- Problem to solve -
Read the material below and count the lines holding the string "Маньовська". Give that count with nothing added.

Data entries
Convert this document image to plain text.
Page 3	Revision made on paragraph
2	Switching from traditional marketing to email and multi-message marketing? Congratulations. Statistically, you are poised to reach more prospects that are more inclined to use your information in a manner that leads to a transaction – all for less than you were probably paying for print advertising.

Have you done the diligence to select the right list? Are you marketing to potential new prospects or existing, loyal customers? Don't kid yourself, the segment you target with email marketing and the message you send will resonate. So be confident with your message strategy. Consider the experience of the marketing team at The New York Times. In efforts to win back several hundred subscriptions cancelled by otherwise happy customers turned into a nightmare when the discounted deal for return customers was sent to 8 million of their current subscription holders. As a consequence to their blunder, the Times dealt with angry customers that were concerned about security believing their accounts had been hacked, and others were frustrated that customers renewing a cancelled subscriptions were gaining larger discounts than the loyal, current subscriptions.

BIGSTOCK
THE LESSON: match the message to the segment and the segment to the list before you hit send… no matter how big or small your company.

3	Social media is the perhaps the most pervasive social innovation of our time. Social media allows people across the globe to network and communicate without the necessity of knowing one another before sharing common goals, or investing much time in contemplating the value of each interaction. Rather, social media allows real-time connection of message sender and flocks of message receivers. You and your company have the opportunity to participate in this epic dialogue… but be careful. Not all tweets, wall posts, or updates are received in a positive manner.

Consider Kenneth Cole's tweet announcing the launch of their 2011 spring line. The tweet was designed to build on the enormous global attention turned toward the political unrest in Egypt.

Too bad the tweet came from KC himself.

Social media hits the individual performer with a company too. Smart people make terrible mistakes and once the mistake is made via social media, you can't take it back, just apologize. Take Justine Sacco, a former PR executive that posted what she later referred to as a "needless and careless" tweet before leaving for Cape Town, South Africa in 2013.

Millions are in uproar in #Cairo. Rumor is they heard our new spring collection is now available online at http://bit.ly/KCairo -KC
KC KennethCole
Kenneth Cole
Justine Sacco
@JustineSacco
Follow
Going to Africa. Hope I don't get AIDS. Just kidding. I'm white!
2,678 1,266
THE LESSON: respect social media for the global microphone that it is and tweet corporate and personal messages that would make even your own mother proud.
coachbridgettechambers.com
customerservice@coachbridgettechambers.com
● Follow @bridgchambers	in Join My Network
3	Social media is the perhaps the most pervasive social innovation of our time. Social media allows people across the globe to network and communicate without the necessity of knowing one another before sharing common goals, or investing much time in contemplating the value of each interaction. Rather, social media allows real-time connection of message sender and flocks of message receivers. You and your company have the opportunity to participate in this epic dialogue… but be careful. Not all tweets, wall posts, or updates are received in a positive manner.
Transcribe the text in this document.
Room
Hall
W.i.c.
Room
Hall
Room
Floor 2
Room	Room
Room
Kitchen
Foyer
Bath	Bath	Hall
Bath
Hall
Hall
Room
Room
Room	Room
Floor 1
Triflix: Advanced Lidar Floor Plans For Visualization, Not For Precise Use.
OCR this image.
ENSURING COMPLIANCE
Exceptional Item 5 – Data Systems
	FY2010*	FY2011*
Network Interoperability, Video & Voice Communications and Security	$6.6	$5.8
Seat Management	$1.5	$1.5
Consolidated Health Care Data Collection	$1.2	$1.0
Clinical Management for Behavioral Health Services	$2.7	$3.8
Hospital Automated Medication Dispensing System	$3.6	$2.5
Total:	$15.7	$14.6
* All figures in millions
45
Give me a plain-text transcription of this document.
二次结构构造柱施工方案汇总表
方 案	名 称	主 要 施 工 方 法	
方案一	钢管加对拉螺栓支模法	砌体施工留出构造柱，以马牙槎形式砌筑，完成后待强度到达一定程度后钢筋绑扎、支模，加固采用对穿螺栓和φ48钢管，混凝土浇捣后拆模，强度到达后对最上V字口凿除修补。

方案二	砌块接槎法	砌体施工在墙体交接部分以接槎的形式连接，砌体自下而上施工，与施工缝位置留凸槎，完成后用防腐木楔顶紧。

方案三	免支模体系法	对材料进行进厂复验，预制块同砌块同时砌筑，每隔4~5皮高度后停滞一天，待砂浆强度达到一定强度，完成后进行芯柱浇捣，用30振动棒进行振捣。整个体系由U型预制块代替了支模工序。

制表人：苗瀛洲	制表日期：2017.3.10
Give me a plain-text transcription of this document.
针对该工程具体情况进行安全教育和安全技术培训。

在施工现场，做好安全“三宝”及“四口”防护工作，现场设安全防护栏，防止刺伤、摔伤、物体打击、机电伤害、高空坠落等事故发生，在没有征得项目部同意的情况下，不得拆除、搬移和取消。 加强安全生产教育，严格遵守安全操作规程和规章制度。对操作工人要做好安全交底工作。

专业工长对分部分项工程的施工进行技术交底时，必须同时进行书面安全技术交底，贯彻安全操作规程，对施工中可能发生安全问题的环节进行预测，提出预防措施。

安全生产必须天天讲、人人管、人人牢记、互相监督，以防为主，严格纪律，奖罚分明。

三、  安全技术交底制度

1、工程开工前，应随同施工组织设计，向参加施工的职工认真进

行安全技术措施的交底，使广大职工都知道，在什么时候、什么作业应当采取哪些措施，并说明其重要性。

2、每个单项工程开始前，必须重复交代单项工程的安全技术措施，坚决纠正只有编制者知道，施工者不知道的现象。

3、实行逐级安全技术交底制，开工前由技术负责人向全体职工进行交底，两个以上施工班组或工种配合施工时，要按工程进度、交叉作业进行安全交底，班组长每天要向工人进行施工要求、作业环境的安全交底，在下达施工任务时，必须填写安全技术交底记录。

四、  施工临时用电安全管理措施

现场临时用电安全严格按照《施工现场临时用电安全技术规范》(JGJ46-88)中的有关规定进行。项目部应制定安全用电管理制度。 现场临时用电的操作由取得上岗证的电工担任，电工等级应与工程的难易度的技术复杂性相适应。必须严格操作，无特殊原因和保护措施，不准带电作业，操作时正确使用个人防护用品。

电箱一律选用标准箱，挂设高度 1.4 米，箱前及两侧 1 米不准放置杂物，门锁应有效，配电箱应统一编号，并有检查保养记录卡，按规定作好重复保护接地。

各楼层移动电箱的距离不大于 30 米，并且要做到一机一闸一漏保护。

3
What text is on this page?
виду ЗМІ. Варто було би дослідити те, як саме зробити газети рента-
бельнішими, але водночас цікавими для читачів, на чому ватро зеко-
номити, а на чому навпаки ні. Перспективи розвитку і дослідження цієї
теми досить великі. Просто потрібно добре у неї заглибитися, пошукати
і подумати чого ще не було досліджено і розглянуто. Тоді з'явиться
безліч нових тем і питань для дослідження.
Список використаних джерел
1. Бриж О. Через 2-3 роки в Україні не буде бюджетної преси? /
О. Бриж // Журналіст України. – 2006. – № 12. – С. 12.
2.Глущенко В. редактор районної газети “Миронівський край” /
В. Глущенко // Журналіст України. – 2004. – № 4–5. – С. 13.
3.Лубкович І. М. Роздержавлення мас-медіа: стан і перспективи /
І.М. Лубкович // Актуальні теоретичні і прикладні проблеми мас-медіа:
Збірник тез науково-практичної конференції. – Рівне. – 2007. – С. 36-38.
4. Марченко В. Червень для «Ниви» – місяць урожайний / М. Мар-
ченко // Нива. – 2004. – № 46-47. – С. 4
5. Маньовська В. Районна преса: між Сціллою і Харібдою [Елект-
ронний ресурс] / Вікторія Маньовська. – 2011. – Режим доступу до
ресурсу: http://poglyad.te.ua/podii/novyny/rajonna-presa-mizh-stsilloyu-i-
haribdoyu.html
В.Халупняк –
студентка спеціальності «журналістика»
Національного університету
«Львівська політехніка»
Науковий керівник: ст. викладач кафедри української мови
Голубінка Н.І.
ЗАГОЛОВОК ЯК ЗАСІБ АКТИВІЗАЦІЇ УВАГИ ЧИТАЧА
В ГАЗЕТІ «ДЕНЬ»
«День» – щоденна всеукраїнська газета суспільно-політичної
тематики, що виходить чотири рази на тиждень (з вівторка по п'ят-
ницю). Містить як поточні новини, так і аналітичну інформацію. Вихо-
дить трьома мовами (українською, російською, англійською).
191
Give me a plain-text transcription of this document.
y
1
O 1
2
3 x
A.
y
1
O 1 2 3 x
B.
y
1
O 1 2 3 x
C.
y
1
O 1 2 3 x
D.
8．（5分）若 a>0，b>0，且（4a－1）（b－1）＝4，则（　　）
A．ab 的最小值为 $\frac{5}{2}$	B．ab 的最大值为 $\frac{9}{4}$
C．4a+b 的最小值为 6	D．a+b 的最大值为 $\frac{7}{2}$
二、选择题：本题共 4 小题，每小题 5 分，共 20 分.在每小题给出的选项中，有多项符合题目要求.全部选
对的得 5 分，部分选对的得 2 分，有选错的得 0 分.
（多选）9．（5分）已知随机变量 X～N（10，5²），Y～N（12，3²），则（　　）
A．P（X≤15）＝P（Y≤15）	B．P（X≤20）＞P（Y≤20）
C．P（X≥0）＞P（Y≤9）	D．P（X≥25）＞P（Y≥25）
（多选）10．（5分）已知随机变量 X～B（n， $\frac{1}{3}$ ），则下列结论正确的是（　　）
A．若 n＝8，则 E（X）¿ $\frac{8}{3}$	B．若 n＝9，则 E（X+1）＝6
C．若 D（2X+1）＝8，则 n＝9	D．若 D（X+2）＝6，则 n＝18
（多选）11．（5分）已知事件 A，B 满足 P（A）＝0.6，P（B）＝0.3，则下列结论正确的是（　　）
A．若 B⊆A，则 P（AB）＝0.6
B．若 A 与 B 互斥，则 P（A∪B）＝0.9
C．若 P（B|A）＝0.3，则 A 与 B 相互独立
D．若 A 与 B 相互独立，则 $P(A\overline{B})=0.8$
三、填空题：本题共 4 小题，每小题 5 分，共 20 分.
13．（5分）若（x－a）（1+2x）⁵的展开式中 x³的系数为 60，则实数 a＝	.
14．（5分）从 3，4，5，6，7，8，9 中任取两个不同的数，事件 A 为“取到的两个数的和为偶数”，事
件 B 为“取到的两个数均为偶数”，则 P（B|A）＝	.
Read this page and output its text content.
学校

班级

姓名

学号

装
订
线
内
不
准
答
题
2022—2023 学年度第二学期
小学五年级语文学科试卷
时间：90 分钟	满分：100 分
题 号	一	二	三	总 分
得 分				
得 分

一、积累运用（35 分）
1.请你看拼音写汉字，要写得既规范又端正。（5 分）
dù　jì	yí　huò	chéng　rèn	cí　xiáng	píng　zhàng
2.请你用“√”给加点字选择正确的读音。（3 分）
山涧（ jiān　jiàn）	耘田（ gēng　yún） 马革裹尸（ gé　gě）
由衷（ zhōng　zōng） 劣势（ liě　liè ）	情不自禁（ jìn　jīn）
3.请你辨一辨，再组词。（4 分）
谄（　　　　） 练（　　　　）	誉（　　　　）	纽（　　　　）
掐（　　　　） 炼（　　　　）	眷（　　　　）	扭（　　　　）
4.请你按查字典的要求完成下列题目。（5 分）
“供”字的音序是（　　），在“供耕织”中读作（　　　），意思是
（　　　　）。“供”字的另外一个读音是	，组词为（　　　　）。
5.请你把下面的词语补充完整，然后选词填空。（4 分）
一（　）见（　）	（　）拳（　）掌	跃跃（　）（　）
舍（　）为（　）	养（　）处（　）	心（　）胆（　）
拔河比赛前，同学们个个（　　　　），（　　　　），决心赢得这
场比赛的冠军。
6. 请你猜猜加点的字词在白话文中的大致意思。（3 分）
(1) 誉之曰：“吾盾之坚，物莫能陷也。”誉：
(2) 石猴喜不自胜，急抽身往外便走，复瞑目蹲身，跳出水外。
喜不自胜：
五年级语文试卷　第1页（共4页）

- Finished answer -
2